▶ [Set task] Omit all images. Transcribe the rest of the material below exactly.

▶ [Provided records]
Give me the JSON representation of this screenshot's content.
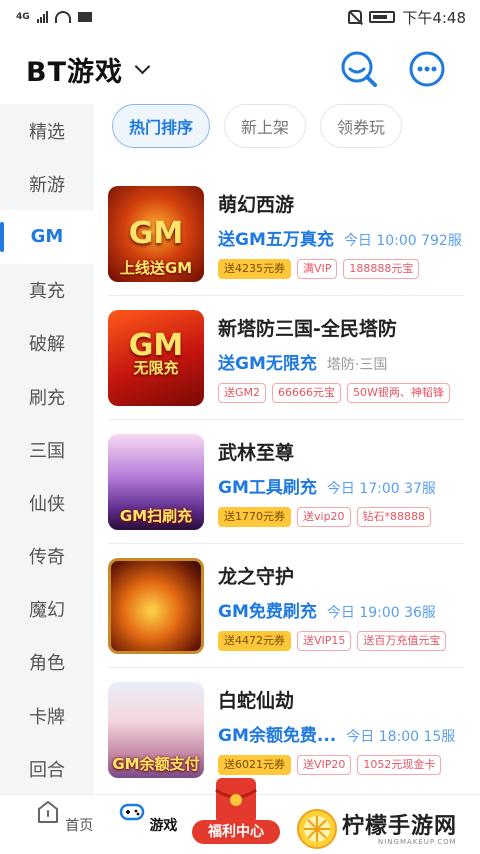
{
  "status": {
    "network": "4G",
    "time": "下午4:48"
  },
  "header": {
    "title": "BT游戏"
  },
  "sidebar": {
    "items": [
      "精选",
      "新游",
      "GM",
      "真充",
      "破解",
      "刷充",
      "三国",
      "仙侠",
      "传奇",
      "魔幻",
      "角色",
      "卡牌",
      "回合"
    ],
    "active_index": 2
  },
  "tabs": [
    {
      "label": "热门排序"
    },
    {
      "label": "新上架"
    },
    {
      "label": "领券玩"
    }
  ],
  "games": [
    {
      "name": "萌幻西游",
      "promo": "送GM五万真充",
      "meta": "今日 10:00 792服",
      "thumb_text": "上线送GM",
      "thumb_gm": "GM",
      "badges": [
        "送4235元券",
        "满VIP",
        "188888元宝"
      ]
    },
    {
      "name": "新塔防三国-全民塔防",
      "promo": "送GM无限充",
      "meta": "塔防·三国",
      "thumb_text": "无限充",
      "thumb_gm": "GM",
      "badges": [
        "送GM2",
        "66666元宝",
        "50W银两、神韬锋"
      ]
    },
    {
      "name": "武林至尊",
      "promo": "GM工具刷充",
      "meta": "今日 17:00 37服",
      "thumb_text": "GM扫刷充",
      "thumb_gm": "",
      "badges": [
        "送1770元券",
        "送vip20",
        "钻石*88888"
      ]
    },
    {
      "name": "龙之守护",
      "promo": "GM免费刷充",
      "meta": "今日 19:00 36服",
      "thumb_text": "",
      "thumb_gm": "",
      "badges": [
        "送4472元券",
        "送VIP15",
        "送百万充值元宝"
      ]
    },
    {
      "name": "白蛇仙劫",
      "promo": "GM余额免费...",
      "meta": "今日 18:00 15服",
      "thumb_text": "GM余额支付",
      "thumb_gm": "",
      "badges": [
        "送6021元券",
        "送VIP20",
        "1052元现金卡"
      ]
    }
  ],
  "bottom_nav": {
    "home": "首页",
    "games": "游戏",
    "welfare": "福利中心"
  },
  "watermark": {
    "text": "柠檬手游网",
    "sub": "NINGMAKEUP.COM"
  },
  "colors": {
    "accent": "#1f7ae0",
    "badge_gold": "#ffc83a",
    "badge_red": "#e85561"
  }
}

▶ [Correct output]
Give me the JSON representation of this screenshot's content.
{
  "status": {
    "network": "4G",
    "time": "下午4:48"
  },
  "header": {
    "title": "BT游戏"
  },
  "sidebar": {
    "items": [
      "精选",
      "新游",
      "GM",
      "真充",
      "破解",
      "刷充",
      "三国",
      "仙侠",
      "传奇",
      "魔幻",
      "角色",
      "卡牌",
      "回合"
    ],
    "active_index": 2
  },
  "tabs": [
    {
      "label": "热门排序"
    },
    {
      "label": "新上架"
    },
    {
      "label": "领券玩"
    }
  ],
  "games": [
    {
      "name": "萌幻西游",
      "promo": "送GM五万真充",
      "meta": "今日 10:00 792服",
      "thumb_text": "上线送GM",
      "thumb_gm": "GM",
      "badges": [
        "送4235元券",
        "满VIP",
        "188888元宝"
      ]
    },
    {
      "name": "新塔防三国-全民塔防",
      "promo": "送GM无限充",
      "meta": "塔防·三国",
      "thumb_text": "无限充",
      "thumb_gm": "GM",
      "badges": [
        "送GM2",
        "66666元宝",
        "50W银两、神韬锋"
      ]
    },
    {
      "name": "武林至尊",
      "promo": "GM工具刷充",
      "meta": "今日 17:00 37服",
      "thumb_text": "GM扫刷充",
      "thumb_gm": "",
      "badges": [
        "送1770元券",
        "送vip20",
        "钻石*88888"
      ]
    },
    {
      "name": "龙之守护",
      "promo": "GM免费刷充",
      "meta": "今日 19:00 36服",
      "thumb_text": "",
      "thumb_gm": "",
      "badges": [
        "送4472元券",
        "送VIP15",
        "送百万充值元宝"
      ]
    },
    {
      "name": "白蛇仙劫",
      "promo": "GM余额免费...",
      "meta": "今日 18:00 15服",
      "thumb_text": "GM余额支付",
      "thumb_gm": "",
      "badges": [
        "送6021元券",
        "送VIP20",
        "1052元现金卡"
      ]
    }
  ],
  "bottom_nav": {
    "home": "首页",
    "games": "游戏",
    "welfare": "福利中心"
  },
  "watermark": {
    "text": "柠檬手游网",
    "sub": "NINGMAKEUP.COM"
  },
  "colors": {
    "accent": "#1f7ae0",
    "badge_gold": "#ffc83a",
    "badge_red": "#e85561"
  }
}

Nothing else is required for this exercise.